> [Aim of the exercise] Gather every line from the entries below that includes "сервис".

> [Data lines]
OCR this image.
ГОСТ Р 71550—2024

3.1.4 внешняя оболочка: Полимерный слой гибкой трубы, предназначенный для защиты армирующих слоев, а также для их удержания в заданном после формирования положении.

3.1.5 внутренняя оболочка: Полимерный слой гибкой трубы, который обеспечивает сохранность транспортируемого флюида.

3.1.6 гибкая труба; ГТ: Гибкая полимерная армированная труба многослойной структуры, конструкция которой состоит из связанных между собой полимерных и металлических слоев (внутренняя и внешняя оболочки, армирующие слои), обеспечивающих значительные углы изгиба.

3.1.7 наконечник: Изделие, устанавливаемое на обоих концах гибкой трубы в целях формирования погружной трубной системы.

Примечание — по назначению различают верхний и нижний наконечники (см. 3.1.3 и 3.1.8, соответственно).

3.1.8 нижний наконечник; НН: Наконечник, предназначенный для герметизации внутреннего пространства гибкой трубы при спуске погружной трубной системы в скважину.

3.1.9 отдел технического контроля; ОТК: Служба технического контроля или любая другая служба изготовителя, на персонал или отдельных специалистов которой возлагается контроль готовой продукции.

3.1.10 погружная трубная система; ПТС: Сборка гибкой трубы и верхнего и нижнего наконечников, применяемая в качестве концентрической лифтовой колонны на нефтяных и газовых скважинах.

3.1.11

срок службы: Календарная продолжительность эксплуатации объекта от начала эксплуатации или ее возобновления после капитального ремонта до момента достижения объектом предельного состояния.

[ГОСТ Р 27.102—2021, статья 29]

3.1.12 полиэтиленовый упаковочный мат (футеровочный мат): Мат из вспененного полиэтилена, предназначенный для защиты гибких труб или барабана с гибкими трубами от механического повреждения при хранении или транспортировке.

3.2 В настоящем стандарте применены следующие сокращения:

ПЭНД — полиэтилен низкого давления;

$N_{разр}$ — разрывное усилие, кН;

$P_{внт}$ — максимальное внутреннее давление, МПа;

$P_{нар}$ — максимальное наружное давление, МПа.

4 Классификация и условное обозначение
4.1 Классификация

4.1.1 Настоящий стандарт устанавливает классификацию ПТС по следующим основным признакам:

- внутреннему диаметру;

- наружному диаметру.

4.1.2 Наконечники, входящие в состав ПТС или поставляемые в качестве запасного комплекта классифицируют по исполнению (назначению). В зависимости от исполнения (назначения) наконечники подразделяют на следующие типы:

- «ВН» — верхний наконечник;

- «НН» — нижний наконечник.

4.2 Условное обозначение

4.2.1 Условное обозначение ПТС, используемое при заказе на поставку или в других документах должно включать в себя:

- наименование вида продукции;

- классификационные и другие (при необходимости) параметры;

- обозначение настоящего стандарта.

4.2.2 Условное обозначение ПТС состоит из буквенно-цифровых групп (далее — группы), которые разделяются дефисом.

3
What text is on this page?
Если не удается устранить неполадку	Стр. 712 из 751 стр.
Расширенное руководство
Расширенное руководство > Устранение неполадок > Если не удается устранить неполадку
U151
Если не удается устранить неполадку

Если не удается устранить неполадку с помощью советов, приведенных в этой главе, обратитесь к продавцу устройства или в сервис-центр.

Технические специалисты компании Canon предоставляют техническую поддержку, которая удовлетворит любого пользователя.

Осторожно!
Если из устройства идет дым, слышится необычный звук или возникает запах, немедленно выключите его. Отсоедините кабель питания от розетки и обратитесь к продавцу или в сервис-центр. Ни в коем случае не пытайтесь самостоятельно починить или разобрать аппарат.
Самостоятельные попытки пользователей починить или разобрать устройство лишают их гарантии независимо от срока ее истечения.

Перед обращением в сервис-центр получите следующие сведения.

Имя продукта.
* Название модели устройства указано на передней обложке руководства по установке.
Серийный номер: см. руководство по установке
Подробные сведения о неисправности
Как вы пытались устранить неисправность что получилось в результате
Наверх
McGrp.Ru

> [Task response]
Если не удается устранить неполадку с помощью советов, приведенных в этой главе, обратитесь к продавцу устройства или в сервис-центр.
Если из устройства идет дым, слышится необычный звук или возникает запах, немедленно выключите его. Отсоедините кабель питания от розетки и обратитесь к продавцу или в сервис-центр. Ни в коем случае не пытайтесь самостоятельно починить или разобрать аппарат.
Перед обращением в сервис-центр получите следующие сведения.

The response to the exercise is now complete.